[SHORT TASK] Copy every entry exactly.
'''
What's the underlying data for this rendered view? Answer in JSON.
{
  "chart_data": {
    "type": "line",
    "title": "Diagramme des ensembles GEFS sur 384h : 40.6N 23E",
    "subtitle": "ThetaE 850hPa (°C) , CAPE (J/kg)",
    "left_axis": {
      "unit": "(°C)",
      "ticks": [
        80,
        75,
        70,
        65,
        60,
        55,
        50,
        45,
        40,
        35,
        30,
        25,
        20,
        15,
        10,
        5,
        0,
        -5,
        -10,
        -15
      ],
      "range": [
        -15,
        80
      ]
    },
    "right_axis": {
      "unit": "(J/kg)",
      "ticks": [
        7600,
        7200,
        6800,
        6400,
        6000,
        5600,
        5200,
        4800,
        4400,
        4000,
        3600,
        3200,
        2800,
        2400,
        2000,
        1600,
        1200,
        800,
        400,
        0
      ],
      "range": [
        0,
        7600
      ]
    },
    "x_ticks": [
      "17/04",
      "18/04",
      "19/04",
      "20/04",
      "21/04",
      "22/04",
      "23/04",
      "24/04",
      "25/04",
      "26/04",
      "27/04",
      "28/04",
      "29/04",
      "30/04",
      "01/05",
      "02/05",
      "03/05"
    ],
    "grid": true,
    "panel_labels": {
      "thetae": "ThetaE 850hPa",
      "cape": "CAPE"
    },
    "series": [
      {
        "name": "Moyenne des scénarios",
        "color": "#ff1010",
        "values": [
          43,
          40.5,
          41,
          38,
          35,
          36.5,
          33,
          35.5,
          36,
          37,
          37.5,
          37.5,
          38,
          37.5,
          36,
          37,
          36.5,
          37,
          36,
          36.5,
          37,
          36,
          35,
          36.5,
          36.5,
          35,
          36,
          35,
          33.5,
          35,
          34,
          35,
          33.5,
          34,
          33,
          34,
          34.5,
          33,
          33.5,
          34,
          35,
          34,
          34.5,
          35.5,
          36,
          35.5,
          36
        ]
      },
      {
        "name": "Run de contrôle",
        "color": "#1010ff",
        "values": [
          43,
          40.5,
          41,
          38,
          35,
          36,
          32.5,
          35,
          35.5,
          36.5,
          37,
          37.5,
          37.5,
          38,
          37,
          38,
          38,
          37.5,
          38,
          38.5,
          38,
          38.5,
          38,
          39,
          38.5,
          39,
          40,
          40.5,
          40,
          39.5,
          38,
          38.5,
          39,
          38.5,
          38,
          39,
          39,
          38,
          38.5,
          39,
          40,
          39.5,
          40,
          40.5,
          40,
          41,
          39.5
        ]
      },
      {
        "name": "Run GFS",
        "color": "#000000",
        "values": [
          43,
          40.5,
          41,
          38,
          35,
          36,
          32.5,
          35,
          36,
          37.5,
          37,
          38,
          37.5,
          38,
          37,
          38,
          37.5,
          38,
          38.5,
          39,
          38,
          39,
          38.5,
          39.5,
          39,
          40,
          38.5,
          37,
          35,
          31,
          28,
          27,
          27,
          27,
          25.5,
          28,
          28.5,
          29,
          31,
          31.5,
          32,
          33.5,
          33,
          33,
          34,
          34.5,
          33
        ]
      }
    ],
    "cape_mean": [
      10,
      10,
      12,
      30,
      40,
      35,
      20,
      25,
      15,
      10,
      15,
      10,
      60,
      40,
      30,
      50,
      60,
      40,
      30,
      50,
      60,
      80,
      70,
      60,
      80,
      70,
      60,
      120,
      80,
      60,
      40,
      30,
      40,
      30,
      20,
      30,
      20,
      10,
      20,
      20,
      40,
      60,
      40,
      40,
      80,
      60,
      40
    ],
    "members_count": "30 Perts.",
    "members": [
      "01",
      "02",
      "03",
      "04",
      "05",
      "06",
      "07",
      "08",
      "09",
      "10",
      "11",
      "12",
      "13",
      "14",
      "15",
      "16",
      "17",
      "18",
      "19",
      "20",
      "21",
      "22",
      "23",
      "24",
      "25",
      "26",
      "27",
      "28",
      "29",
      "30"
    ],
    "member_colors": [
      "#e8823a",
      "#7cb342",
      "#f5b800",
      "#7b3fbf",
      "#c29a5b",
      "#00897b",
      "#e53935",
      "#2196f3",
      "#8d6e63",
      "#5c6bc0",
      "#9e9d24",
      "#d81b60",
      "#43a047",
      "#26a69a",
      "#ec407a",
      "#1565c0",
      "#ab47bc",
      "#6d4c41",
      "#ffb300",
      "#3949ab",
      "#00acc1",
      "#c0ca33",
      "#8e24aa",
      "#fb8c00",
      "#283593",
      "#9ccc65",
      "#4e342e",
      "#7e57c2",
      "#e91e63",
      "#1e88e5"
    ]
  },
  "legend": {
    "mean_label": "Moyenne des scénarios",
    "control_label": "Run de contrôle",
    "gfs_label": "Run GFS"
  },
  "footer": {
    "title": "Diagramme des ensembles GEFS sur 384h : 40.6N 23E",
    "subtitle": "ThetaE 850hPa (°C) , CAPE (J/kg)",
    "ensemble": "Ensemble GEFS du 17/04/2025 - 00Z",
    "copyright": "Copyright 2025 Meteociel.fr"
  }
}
'''
[COMPLETED EXERCISE]
What's the underlying data for this rendered view? Answer in JSON.
{
  "chart_data": {
    "type": "line",
    "title": "Diagramme des ensembles GEFS sur 384h : 40.6N 23E",
    "subtitle": "ThetaE 850hPa (°C) , CAPE (J/kg)",
    "left_axis": {
      "unit": "(°C)",
      "ticks": [
        80,
        75,
        70,
        65,
        60,
        55,
        50,
        45,
        40,
        35,
        30,
        25,
        20,
        15,
        10,
        5,
        0,
        -5,
        -10,
        -15
      ],
      "range": [
        -15,
        80
      ]
    },
    "right_axis": {
      "unit": "(J/kg)",
      "ticks": [
        7600,
        7200,
        6800,
        6400,
        6000,
        5600,
        5200,
        4800,
        4400,
        4000,
        3600,
        3200,
        2800,
        2400,
        2000,
        1600,
        1200,
        800,
        400,
        0
      ],
      "range": [
        0,
        7600
      ]
    },
    "x_ticks": [
      "17/04",
      "18/04",
      "19/04",
      "20/04",
      "21/04",
      "22/04",
      "23/04",
      "24/04",
      "25/04",
      "26/04",
      "27/04",
      "28/04",
      "29/04",
      "30/04",
      "01/05",
      "02/05",
      "03/05"
    ],
    "grid": true,
    "panel_labels": {
      "thetae": "ThetaE 850hPa",
      "cape": "CAPE"
    },
    "series": [
      {
        "name": "Moyenne des scénarios",
        "color": "#ff1010",
        "values": [
          43,
          40.5,
          41,
          38,
          35,
          36.5,
          33,
          35.5,
          36,
          37,
          37.5,
          37.5,
          38,
          37.5,
          36,
          37,
          36.5,
          37,
          36,
          36.5,
          37,
          36,
          35,
          36.5,
          36.5,
          35,
          36,
          35,
          33.5,
          35,
          34,
          35,
          33.5,
          34,
          33,
          34,
          34.5,
          33,
          33.5,
          34,
          35,
          34,
          34.5,
          35.5,
          36,
          35.5,
          36
        ]
      },
      {
        "name": "Run de contrôle",
        "color": "#1010ff",
        "values": [
          43,
          40.5,
          41,
          38,
          35,
          36,
          32.5,
          35,
          35.5,
          36.5,
          37,
          37.5,
          37.5,
          38,
          37,
          38,
          38,
          37.5,
          38,
          38.5,
          38,
          38.5,
          38,
          39,
          38.5,
          39,
          40,
          40.5,
          40,
          39.5,
          38,
          38.5,
          39,
          38.5,
          38,
          39,
          39,
          38,
          38.5,
          39,
          40,
          39.5,
          40,
          40.5,
          40,
          41,
          39.5
        ]
      },
      {
        "name": "Run GFS",
        "color": "#000000",
        "values": [
          43,
          40.5,
          41,
          38,
          35,
          36,
          32.5,
          35,
          36,
          37.5,
          37,
          38,
          37.5,
          38,
          37,
          38,
          37.5,
          38,
          38.5,
          39,
          38,
          39,
          38.5,
          39.5,
          39,
          40,
          38.5,
          37,
          35,
          31,
          28,
          27,
          27,
          27,
          25.5,
          28,
          28.5,
          29,
          31,
          31.5,
          32,
          33.5,
          33,
          33,
          34,
          34.5,
          33
        ]
      }
    ],
    "cape_mean": [
      10,
      10,
      12,
      30,
      40,
      35,
      20,
      25,
      15,
      10,
      15,
      10,
      60,
      40,
      30,
      50,
      60,
      40,
      30,
      50,
      60,
      80,
      70,
      60,
      80,
      70,
      60,
      120,
      80,
      60,
      40,
      30,
      40,
      30,
      20,
      30,
      20,
      10,
      20,
      20,
      40,
      60,
      40,
      40,
      80,
      60,
      40
    ],
    "members_count": "30 Perts.",
    "members": [
      "01",
      "02",
      "03",
      "04",
      "05",
      "06",
      "07",
      "08",
      "09",
      "10",
      "11",
      "12",
      "13",
      "14",
      "15",
      "16",
      "17",
      "18",
      "19",
      "20",
      "21",
      "22",
      "23",
      "24",
      "25",
      "26",
      "27",
      "28",
      "29",
      "30"
    ],
    "member_colors": [
      "#e8823a",
      "#7cb342",
      "#f5b800",
      "#7b3fbf",
      "#c29a5b",
      "#00897b",
      "#e53935",
      "#2196f3",
      "#8d6e63",
      "#5c6bc0",
      "#9e9d24",
      "#d81b60",
      "#43a047",
      "#26a69a",
      "#ec407a",
      "#1565c0",
      "#ab47bc",
      "#6d4c41",
      "#ffb300",
      "#3949ab",
      "#00acc1",
      "#c0ca33",
      "#8e24aa",
      "#fb8c00",
      "#283593",
      "#9ccc65",
      "#4e342e",
      "#7e57c2",
      "#e91e63",
      "#1e88e5"
    ]
  },
  "legend": {
    "mean_label": "Moyenne des scénarios",
    "control_label": "Run de contrôle",
    "gfs_label": "Run GFS"
  },
  "footer": {
    "title": "Diagramme des ensembles GEFS sur 384h : 40.6N 23E",
    "subtitle": "ThetaE 850hPa (°C) , CAPE (J/kg)",
    "ensemble": "Ensemble GEFS du 17/04/2025 - 00Z",
    "copyright": "Copyright 2025 Meteociel.fr"
  }
}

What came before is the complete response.